═════ Listed records
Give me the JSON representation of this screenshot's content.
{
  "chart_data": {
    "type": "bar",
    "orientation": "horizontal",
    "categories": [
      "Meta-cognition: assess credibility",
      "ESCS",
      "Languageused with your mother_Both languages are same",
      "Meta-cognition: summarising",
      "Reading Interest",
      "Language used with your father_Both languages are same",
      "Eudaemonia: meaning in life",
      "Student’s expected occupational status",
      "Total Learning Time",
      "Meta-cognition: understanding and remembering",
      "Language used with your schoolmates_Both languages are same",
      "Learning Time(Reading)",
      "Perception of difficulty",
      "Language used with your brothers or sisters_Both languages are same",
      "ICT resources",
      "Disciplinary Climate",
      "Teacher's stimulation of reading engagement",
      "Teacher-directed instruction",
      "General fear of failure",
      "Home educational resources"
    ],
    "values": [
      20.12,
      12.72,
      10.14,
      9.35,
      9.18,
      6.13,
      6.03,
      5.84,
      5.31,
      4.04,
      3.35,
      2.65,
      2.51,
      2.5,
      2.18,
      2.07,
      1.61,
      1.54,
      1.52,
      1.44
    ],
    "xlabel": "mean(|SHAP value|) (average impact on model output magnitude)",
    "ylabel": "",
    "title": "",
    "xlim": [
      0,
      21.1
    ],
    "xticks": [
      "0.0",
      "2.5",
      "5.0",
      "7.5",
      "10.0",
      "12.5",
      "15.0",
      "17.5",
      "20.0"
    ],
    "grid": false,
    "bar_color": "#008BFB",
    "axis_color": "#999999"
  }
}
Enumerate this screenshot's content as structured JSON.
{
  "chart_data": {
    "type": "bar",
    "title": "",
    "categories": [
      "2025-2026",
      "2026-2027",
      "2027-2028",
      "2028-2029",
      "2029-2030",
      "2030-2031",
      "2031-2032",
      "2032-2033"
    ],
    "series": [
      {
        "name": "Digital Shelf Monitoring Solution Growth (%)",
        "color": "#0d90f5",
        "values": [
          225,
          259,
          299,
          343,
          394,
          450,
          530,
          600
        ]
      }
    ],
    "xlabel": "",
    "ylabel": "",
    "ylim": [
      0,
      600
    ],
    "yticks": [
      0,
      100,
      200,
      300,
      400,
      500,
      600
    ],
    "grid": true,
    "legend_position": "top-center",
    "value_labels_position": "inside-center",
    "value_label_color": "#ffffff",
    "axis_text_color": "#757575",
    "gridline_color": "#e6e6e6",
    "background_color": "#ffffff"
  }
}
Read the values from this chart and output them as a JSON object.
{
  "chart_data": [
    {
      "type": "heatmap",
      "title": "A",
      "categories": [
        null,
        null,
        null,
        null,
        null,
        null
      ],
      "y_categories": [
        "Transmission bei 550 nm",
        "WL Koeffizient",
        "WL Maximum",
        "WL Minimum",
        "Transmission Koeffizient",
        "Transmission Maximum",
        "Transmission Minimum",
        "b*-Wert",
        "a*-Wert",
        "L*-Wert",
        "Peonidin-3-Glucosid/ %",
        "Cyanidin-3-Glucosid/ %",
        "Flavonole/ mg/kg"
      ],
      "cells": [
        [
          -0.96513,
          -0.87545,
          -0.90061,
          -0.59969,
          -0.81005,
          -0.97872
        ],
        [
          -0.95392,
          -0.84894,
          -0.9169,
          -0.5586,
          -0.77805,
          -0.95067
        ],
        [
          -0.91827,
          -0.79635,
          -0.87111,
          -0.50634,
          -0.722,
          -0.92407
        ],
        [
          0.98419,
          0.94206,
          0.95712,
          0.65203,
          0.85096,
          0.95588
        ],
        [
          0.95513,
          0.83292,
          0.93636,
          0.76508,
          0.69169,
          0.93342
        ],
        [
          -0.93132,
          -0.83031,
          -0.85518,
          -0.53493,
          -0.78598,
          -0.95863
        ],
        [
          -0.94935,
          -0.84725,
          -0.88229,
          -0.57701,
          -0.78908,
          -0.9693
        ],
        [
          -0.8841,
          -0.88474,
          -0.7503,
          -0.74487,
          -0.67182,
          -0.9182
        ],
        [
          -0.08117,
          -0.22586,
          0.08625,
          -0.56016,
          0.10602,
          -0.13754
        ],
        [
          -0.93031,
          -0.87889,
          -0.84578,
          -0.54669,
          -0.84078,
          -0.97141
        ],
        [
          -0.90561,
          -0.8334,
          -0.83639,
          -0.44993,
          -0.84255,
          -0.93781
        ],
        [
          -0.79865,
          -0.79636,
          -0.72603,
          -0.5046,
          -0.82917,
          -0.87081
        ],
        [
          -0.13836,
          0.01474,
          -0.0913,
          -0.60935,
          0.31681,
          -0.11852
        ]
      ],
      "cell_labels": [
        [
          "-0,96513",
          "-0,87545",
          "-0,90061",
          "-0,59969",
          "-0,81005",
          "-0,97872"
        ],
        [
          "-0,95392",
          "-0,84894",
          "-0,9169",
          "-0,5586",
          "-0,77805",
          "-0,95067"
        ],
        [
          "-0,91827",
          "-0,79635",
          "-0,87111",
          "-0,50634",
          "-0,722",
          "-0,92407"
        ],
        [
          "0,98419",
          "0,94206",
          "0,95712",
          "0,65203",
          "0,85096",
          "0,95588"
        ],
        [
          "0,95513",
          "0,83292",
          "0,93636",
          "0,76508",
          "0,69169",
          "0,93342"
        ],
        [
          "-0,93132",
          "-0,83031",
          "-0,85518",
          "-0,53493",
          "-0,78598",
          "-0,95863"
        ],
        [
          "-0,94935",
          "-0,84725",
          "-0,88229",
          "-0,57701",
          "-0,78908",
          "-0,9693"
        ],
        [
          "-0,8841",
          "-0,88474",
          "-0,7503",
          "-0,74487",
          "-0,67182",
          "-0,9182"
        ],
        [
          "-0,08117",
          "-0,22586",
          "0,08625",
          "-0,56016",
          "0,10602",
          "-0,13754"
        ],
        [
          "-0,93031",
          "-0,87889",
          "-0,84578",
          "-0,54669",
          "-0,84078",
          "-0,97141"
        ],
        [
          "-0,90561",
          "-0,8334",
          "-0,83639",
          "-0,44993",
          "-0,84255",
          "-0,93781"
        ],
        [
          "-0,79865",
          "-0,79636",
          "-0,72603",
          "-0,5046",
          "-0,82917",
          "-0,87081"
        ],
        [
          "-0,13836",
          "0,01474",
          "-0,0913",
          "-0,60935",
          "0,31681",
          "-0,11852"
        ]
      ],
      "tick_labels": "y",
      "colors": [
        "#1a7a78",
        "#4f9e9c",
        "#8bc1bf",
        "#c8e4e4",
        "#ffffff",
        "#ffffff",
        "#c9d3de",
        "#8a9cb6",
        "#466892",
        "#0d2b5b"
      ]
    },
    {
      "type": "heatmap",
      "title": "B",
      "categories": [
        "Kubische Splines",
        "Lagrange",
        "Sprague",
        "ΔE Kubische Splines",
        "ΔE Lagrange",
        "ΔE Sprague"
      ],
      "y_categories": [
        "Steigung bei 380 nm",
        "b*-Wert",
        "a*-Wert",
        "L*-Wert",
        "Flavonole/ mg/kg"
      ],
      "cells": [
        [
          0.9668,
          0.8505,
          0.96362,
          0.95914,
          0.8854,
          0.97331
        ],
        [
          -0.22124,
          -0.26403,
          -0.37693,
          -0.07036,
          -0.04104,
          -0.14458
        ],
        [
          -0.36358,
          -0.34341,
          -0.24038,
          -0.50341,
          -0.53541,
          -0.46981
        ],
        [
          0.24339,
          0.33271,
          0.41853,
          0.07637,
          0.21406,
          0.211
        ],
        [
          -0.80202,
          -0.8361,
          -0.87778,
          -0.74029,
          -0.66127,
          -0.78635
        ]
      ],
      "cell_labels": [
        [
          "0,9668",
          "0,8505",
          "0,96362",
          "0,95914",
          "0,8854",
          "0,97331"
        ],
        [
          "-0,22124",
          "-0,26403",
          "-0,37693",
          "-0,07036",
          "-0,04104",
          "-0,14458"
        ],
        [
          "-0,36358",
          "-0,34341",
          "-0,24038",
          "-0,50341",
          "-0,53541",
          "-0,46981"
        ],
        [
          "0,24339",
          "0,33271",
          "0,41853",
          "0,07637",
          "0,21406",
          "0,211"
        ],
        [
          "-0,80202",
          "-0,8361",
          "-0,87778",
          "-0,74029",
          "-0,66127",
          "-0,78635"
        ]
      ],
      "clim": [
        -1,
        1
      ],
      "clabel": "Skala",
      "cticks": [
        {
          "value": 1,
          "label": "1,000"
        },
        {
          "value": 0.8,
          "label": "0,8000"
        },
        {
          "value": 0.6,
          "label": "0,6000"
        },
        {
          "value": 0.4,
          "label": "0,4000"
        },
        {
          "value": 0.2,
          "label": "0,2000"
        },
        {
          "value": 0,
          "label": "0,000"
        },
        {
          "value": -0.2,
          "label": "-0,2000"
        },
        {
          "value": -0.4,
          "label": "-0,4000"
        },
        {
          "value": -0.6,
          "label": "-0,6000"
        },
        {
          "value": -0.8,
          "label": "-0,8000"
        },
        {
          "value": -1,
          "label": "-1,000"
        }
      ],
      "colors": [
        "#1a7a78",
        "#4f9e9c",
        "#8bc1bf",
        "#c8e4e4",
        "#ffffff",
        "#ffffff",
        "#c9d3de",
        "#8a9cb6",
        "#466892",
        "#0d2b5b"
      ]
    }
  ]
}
══════════
▸ What you will do
All lines holding the word "Transmission" should be picked out and copied.

▸ Written answer
        "Transmission bei 550 nm",
        "Transmission Koeffizient",
        "Transmission Maximum",
        "Transmission Minimum",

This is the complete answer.